[Stored items]
══════════
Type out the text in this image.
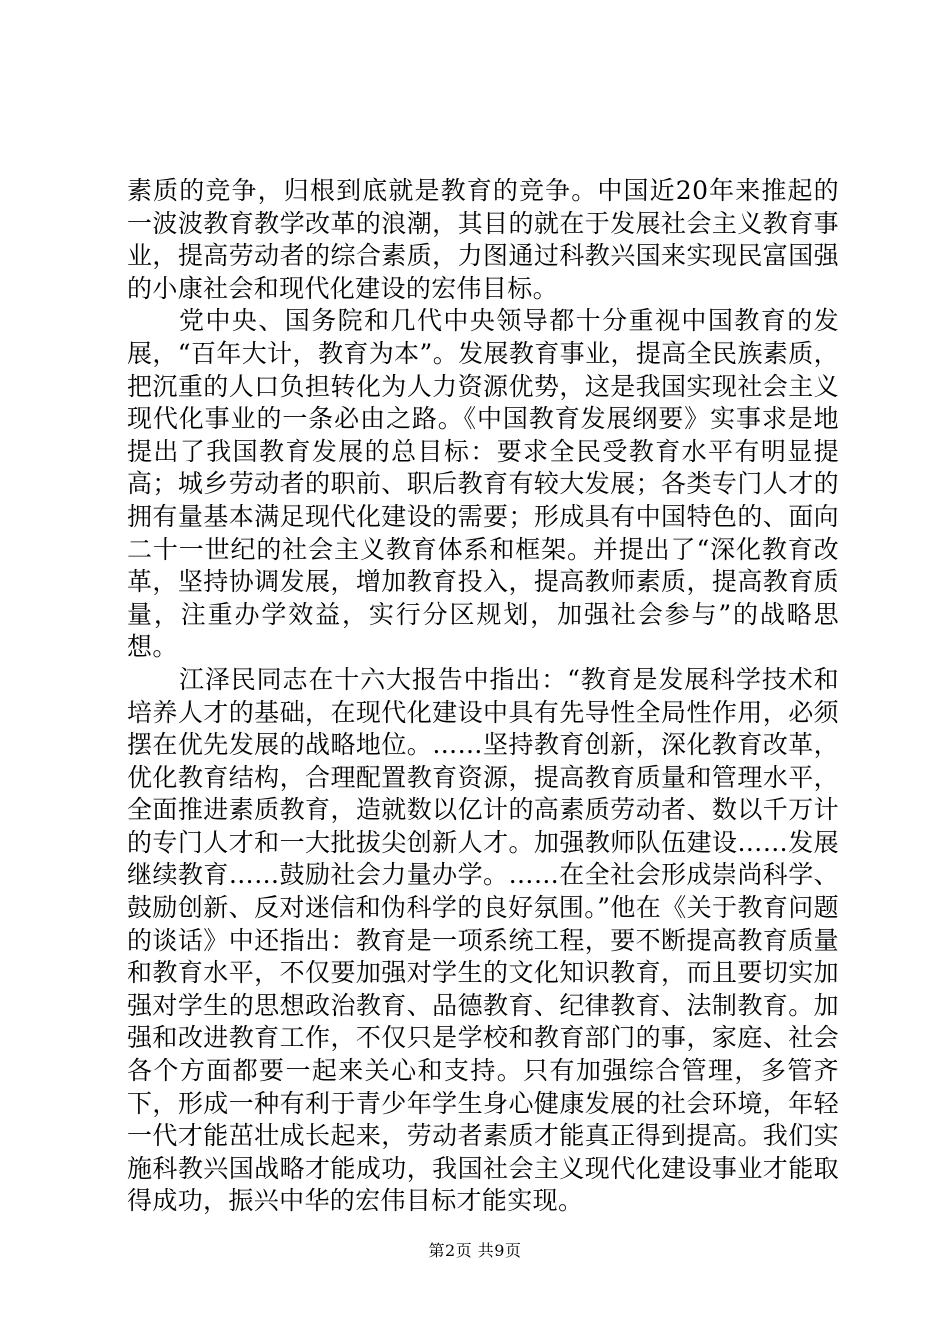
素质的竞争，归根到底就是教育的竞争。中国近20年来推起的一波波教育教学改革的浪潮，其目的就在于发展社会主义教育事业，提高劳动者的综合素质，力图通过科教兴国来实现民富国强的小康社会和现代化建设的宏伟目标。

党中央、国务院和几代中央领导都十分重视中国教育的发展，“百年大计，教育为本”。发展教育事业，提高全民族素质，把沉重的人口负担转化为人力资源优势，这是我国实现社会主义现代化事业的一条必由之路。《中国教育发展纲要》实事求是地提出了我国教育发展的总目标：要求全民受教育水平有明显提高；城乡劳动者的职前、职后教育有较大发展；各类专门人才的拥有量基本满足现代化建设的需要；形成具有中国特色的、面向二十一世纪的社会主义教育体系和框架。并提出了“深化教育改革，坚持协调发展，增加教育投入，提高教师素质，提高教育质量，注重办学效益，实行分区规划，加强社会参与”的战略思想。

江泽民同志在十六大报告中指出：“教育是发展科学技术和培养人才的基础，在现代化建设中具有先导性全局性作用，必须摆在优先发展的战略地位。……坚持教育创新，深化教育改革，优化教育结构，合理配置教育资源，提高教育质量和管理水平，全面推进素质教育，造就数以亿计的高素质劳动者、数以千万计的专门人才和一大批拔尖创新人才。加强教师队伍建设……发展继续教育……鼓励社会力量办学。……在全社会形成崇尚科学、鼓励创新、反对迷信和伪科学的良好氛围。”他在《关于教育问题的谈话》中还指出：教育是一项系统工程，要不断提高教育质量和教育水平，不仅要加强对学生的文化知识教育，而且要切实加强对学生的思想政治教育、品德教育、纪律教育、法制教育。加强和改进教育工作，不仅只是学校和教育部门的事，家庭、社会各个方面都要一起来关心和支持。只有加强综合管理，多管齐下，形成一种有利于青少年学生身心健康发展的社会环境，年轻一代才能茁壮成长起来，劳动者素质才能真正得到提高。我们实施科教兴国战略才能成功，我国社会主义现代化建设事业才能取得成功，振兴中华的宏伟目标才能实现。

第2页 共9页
══════════
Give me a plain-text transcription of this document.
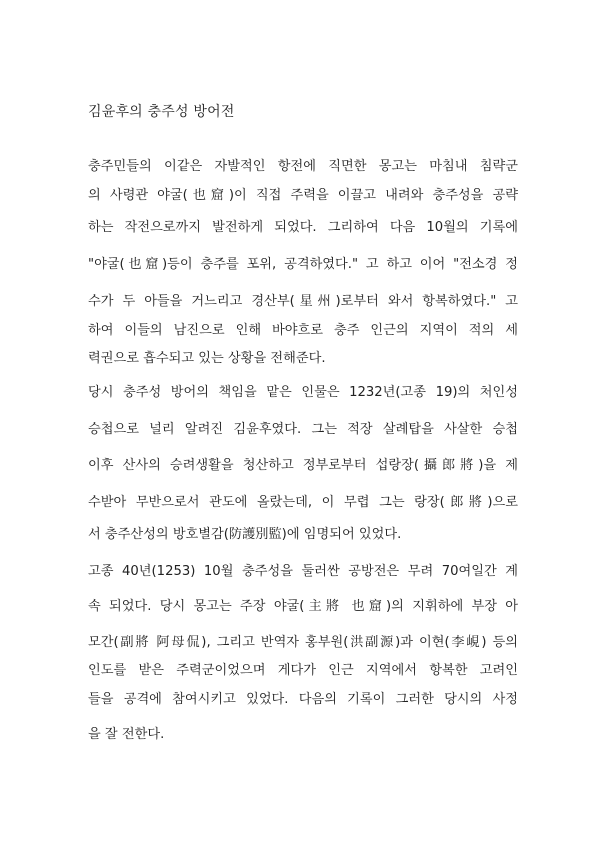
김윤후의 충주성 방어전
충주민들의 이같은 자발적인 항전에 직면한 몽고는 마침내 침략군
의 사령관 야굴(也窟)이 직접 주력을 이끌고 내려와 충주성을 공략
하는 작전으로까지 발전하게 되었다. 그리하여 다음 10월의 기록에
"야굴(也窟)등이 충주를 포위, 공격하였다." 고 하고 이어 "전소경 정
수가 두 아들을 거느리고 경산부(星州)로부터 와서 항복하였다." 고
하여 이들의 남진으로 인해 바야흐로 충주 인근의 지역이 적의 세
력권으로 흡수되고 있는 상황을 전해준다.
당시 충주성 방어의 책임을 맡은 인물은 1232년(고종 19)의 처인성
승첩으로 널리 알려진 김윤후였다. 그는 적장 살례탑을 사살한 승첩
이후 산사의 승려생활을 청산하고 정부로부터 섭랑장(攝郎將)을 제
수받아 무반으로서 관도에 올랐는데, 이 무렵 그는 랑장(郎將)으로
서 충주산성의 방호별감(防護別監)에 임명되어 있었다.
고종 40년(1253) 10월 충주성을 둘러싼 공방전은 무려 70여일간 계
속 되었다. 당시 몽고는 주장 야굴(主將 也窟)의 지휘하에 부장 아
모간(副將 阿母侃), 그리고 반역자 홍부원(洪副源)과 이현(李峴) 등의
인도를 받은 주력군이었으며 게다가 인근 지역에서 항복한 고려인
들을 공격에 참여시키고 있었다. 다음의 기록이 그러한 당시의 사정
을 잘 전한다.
══════════
_Written exercise_: Read the entries above, then pull out the lines that include "text".

_Exercise answer_:
Type out the text in this image.
Give me a plain-text transcription of this document.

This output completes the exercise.